Records from a collection of figures:

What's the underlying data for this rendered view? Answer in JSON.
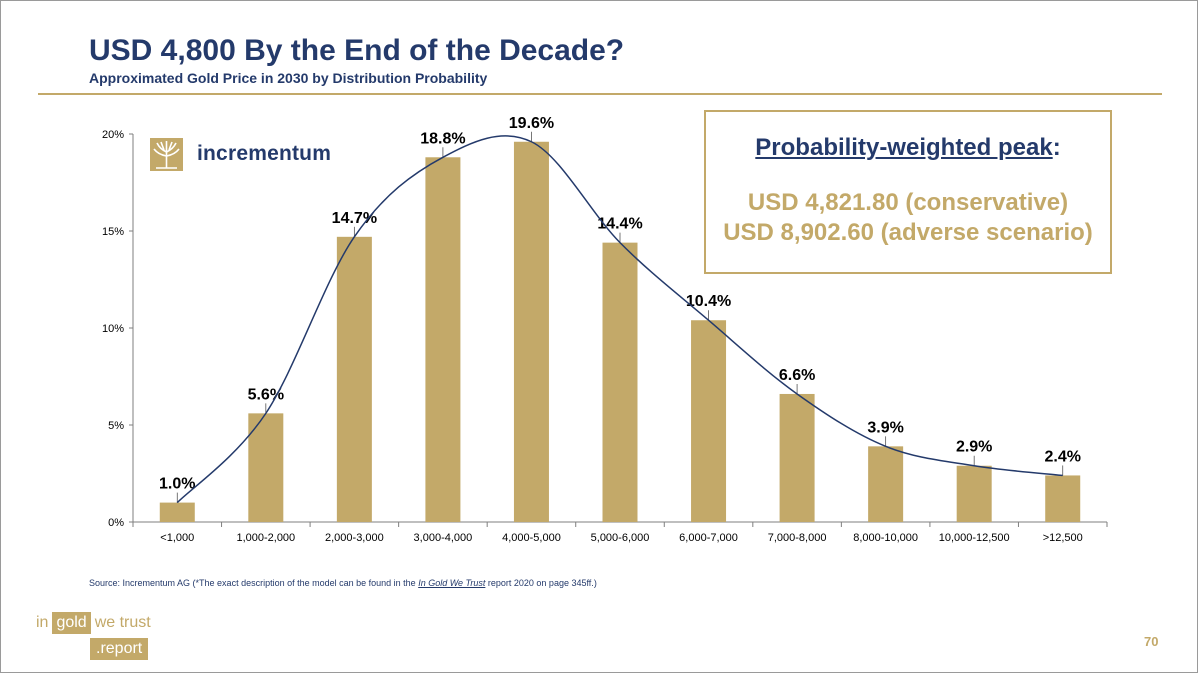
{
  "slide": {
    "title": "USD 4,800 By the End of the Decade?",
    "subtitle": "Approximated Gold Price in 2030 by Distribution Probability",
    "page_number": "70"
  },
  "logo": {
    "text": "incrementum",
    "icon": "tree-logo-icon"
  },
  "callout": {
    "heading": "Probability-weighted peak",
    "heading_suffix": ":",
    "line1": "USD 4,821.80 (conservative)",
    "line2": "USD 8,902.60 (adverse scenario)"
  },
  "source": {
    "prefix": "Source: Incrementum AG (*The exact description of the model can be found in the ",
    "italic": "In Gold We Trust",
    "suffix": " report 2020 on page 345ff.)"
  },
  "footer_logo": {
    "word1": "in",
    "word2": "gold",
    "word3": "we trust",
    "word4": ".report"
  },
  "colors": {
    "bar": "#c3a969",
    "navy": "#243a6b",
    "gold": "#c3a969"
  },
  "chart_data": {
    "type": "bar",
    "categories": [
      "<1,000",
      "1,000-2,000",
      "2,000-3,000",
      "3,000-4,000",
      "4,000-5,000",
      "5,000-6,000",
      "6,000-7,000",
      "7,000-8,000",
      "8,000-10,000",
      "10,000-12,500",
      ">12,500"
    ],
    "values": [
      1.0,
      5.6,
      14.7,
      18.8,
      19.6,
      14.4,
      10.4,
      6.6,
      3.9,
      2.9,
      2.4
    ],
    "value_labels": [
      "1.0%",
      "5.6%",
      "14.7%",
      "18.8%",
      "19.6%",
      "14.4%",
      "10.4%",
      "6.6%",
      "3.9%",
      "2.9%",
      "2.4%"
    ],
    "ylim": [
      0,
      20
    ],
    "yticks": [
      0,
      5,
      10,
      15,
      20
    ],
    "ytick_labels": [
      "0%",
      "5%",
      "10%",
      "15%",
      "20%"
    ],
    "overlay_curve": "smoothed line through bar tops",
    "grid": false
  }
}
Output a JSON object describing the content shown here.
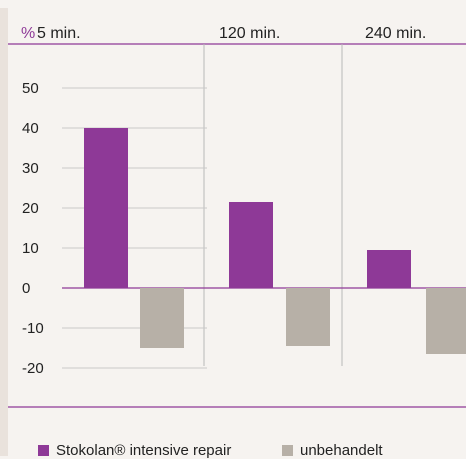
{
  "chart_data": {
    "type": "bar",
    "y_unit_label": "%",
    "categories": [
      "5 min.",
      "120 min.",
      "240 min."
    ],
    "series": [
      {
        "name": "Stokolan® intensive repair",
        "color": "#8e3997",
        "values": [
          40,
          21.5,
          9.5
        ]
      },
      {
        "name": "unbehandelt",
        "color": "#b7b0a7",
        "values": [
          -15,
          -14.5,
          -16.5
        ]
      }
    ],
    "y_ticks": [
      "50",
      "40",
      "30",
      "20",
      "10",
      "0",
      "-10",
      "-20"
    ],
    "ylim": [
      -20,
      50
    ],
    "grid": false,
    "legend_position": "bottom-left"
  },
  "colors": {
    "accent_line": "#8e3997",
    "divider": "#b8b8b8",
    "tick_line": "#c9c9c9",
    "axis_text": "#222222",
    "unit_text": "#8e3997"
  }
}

▶ _TASK DESCRIPTION_
Output an exact copy of the material, with the pictures removed.

▶ _THE ANSWER_
What's the underlying data for this rendered view? Answer in JSON.
{
  "slide": {
    "title": "USD 4,800 By the End of the Decade?",
    "subtitle": "Approximated Gold Price in 2030 by Distribution Probability",
    "page_number": "70"
  },
  "logo": {
    "text": "incrementum",
    "icon": "tree-logo-icon"
  },
  "callout": {
    "heading": "Probability-weighted peak",
    "heading_suffix": ":",
    "line1": "USD 4,821.80 (conservative)",
    "line2": "USD 8,902.60 (adverse scenario)"
  },
  "source": {
    "prefix": "Source: Incrementum AG (*The exact description of the model can be found in the ",
    "italic": "In Gold We Trust",
    "suffix": " report 2020 on page 345ff.)"
  },
  "footer_logo": {
    "word1": "in",
    "word2": "gold",
    "word3": "we trust",
    "word4": ".report"
  },
  "colors": {
    "bar": "#c3a969",
    "navy": "#243a6b",
    "gold": "#c3a969"
  },
  "chart_data": {
    "type": "bar",
    "categories": [
      "<1,000",
      "1,000-2,000",
      "2,000-3,000",
      "3,000-4,000",
      "4,000-5,000",
      "5,000-6,000",
      "6,000-7,000",
      "7,000-8,000",
      "8,000-10,000",
      "10,000-12,500",
      ">12,500"
    ],
    "values": [
      1.0,
      5.6,
      14.7,
      18.8,
      19.6,
      14.4,
      10.4,
      6.6,
      3.9,
      2.9,
      2.4
    ],
    "value_labels": [
      "1.0%",
      "5.6%",
      "14.7%",
      "18.8%",
      "19.6%",
      "14.4%",
      "10.4%",
      "6.6%",
      "3.9%",
      "2.9%",
      "2.4%"
    ],
    "ylim": [
      0,
      20
    ],
    "yticks": [
      0,
      5,
      10,
      15,
      20
    ],
    "ytick_labels": [
      "0%",
      "5%",
      "10%",
      "15%",
      "20%"
    ],
    "overlay_curve": "smoothed line through bar tops",
    "grid": false
  }
}
Output a JSON object describing the content shown here.
{
  "chart_data": {
    "type": "bar",
    "y_unit_label": "%",
    "categories": [
      "5 min.",
      "120 min.",
      "240 min."
    ],
    "series": [
      {
        "name": "Stokolan® intensive repair",
        "color": "#8e3997",
        "values": [
          40,
          21.5,
          9.5
        ]
      },
      {
        "name": "unbehandelt",
        "color": "#b7b0a7",
        "values": [
          -15,
          -14.5,
          -16.5
        ]
      }
    ],
    "y_ticks": [
      "50",
      "40",
      "30",
      "20",
      "10",
      "0",
      "-10",
      "-20"
    ],
    "ylim": [
      -20,
      50
    ],
    "grid": false,
    "legend_position": "bottom-left"
  },
  "colors": {
    "accent_line": "#8e3997",
    "divider": "#b8b8b8",
    "tick_line": "#c9c9c9",
    "axis_text": "#222222",
    "unit_text": "#8e3997"
  }
}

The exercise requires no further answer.